▶ Task instructions
Wherever the string "title" appears in the listing, copy that line.
□ □ □ □
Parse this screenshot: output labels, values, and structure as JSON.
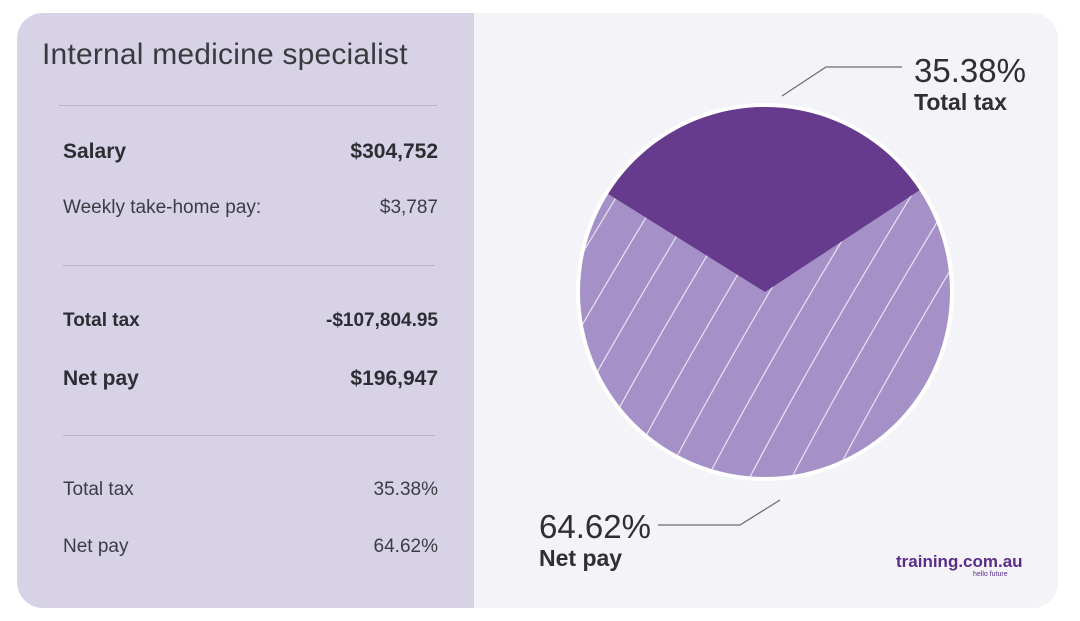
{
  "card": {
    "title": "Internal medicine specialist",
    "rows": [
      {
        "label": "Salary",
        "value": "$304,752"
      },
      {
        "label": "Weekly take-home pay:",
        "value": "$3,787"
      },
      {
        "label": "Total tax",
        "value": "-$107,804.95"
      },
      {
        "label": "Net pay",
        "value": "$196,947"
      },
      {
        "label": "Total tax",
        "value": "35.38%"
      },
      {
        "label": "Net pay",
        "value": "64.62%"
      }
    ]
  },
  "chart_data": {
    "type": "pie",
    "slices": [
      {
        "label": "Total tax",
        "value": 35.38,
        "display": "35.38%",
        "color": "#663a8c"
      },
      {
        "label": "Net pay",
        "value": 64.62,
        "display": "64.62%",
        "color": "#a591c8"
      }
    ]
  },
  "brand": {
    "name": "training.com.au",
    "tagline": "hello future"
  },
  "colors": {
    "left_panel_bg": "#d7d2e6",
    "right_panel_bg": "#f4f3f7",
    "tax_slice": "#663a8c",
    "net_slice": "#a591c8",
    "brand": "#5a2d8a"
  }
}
□ □ □ □
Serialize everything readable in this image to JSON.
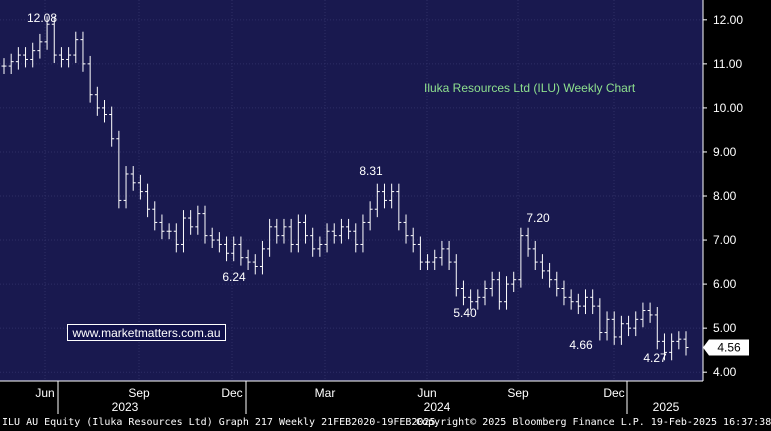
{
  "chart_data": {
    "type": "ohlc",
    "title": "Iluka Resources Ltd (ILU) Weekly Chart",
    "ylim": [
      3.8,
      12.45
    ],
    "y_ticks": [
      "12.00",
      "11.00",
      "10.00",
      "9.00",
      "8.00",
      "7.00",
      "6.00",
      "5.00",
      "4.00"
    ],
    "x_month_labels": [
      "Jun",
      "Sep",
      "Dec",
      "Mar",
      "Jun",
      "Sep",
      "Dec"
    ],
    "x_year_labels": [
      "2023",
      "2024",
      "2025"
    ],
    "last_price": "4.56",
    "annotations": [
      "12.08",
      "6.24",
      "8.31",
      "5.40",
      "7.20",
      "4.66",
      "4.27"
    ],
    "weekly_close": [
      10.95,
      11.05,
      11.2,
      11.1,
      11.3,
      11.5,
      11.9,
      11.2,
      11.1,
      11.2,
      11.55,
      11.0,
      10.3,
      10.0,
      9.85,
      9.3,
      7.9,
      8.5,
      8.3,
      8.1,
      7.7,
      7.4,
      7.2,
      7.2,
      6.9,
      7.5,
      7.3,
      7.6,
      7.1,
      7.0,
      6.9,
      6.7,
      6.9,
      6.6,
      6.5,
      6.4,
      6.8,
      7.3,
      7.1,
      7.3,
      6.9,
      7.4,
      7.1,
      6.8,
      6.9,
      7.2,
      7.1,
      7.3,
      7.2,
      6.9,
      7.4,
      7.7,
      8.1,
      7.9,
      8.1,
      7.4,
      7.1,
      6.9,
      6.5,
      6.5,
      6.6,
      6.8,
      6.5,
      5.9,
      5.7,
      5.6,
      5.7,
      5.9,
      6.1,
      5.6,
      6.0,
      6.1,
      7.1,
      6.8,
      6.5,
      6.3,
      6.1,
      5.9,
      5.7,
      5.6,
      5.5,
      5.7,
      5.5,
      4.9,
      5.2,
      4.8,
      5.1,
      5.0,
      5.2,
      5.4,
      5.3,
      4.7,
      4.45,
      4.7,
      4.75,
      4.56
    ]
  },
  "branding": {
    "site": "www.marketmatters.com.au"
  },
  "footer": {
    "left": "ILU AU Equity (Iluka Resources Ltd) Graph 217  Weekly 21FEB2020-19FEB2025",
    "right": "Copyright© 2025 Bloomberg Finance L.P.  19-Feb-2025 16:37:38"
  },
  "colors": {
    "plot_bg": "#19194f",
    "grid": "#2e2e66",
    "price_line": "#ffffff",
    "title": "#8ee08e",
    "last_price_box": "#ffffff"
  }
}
□ □ □ □
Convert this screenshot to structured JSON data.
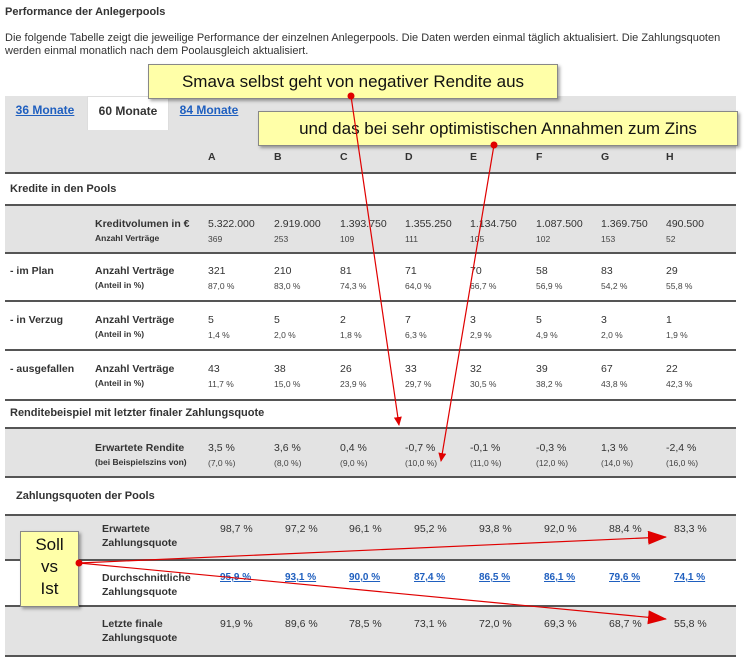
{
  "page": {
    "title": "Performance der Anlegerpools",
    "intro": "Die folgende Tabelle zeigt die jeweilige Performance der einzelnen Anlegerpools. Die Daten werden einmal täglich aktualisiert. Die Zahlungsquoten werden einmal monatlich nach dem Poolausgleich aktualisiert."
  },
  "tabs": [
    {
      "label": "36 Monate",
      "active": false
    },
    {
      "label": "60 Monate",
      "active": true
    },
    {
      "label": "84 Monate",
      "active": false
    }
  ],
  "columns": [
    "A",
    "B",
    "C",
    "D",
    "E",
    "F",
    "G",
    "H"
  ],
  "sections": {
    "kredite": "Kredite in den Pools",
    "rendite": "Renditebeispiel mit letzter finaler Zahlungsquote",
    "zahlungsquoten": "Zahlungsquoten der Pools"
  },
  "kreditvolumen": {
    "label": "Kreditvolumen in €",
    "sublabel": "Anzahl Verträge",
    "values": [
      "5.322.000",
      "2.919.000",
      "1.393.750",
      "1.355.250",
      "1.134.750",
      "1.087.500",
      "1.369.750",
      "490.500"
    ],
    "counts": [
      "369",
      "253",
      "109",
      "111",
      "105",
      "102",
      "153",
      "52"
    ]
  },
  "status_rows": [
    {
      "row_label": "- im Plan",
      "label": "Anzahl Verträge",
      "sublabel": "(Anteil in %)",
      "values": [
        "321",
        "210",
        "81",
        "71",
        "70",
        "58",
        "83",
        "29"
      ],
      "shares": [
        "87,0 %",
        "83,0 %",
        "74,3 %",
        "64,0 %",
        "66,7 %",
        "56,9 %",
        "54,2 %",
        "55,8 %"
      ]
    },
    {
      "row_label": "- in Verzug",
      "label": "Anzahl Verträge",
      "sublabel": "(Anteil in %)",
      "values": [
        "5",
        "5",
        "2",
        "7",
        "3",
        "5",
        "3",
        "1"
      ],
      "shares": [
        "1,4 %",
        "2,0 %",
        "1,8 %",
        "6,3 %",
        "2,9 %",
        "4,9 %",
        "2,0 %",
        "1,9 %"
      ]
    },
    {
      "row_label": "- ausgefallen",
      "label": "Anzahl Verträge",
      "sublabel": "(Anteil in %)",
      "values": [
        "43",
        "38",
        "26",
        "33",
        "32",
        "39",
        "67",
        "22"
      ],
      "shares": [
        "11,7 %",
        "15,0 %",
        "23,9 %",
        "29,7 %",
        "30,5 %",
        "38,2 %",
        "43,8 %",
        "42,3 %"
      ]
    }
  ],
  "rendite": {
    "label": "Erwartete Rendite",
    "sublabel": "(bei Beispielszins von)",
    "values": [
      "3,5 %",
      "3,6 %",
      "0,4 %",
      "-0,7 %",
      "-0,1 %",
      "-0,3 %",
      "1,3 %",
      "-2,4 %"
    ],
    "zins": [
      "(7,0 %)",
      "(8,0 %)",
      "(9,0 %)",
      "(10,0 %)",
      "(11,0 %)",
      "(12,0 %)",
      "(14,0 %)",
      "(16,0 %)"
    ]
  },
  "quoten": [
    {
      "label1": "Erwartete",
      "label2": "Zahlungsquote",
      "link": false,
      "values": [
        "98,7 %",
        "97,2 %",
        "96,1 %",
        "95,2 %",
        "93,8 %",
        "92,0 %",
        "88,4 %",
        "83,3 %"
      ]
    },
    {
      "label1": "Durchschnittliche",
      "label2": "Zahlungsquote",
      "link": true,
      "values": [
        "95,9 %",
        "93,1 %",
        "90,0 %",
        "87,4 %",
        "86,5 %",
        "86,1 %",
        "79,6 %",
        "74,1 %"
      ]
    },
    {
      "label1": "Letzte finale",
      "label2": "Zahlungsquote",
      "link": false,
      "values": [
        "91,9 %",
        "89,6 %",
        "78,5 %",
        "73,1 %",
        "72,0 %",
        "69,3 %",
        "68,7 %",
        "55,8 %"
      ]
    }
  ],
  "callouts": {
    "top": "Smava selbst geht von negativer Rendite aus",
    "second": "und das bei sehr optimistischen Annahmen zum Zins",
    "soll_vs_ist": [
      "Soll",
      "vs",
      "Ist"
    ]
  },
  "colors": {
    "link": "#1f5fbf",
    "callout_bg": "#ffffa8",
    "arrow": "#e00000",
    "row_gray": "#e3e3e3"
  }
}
□ □ □ □
▶ Full answer
    "title": "Internal medicine specialist",
    "title": "Iluka Resources Ltd (ILU) Weekly Chart",
    "title": "#8ee08e",
    "title": "Performance der Anlegerpools",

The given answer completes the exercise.